The problem:
Locate the string "this" throughout the material and copy every line in which it occurs.

++++ Records shown ++++

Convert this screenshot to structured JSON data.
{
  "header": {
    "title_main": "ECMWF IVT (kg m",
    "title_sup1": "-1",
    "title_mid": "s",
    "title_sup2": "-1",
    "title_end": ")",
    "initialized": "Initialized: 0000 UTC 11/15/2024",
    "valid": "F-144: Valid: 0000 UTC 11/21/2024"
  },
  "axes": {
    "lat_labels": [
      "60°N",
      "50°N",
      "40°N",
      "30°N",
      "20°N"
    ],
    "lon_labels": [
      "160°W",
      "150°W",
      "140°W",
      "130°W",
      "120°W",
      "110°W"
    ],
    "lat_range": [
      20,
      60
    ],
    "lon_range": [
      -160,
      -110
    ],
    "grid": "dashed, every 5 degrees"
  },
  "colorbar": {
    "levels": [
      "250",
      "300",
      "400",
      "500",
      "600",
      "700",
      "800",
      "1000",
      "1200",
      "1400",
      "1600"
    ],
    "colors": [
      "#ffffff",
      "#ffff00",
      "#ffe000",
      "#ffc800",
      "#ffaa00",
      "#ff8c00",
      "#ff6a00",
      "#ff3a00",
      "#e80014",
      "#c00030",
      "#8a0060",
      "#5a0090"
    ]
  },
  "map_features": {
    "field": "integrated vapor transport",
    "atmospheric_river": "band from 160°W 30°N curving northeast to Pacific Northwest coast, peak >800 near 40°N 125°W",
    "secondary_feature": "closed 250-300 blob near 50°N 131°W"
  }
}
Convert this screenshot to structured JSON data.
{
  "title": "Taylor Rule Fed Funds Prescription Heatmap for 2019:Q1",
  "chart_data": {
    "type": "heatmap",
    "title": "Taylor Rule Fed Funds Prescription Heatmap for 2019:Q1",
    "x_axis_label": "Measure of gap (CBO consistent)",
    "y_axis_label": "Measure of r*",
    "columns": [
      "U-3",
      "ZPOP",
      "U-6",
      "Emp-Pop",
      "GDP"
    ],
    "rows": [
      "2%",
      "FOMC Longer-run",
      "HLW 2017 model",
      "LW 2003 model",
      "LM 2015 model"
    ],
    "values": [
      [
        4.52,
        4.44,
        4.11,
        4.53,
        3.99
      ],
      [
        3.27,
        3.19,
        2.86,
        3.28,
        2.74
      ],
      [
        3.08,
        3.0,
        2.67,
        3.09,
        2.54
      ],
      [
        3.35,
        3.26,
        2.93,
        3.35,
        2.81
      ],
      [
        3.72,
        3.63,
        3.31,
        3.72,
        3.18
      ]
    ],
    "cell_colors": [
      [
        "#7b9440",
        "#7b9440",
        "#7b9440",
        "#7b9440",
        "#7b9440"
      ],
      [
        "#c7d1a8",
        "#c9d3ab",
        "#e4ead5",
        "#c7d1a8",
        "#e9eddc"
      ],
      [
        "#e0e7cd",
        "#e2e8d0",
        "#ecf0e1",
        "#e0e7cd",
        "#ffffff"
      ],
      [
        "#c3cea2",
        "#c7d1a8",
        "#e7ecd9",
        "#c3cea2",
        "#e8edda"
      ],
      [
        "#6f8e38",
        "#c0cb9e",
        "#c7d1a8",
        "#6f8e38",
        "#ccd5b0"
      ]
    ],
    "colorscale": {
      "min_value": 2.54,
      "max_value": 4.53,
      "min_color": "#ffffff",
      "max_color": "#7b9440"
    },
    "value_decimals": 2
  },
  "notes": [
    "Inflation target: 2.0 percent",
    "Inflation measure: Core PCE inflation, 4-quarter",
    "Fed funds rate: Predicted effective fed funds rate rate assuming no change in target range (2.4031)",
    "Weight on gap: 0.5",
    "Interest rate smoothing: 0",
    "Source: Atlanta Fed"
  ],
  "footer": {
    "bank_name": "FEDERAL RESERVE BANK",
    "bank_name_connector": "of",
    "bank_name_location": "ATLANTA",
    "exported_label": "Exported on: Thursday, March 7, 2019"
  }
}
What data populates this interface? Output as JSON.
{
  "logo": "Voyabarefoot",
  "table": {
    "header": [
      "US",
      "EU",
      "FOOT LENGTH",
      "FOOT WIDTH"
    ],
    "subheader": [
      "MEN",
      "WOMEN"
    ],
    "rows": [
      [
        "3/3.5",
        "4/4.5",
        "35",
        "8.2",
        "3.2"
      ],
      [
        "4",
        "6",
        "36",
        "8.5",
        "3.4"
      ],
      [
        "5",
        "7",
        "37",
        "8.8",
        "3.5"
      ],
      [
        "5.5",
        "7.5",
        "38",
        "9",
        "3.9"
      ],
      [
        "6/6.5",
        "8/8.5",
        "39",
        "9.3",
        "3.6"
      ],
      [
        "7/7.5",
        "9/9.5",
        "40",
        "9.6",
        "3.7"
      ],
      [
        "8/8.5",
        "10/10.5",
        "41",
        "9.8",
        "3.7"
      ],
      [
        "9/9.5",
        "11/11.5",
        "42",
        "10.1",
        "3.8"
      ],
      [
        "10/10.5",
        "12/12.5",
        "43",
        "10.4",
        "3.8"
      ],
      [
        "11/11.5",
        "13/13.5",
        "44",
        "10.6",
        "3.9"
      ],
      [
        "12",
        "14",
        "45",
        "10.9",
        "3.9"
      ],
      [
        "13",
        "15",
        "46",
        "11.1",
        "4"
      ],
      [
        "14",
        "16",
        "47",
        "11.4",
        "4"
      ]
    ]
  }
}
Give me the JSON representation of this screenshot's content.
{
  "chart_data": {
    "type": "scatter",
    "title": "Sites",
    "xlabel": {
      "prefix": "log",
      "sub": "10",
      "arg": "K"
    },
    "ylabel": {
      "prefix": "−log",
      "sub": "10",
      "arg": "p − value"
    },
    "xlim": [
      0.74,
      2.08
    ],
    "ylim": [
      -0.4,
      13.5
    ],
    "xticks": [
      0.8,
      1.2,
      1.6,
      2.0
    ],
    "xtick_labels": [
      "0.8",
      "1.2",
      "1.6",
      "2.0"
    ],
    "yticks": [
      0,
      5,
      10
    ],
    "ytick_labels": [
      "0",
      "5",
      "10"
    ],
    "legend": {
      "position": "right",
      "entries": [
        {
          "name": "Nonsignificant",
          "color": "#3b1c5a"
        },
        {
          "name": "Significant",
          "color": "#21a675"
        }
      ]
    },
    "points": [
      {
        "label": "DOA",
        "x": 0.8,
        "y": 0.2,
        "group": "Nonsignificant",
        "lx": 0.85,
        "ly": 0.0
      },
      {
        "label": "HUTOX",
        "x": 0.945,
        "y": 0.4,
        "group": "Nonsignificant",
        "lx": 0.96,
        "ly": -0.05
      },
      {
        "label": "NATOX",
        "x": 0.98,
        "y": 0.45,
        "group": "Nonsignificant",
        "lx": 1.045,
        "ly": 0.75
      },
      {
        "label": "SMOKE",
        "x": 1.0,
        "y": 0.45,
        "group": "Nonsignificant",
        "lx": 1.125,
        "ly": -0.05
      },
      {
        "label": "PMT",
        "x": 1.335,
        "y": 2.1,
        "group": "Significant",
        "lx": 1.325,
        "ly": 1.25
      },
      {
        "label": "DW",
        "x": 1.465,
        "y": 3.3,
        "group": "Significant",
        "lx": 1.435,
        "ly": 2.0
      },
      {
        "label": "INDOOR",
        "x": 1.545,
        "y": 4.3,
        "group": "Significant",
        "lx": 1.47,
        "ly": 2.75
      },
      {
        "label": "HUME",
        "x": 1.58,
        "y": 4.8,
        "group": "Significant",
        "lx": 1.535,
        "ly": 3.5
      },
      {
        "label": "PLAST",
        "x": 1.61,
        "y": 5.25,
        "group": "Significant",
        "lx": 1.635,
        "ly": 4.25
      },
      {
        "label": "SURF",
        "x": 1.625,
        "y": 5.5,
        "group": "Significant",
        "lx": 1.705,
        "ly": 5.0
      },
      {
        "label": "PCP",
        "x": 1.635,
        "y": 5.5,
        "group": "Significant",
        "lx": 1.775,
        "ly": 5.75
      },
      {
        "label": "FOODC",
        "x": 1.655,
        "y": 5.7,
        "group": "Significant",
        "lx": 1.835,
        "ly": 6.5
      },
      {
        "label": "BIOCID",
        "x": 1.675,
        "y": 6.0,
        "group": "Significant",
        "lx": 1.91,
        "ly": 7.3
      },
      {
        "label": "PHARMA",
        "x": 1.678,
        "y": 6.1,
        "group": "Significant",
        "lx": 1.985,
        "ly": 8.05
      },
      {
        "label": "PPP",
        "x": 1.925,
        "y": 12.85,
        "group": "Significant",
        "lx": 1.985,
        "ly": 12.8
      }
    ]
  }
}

++++

Finished answer:
Convert this screenshot to structured JSON data.
Convert this screenshot to structured JSON data.
What data populates this interface? Output as JSON.
Give me the JSON representation of this screenshot's content.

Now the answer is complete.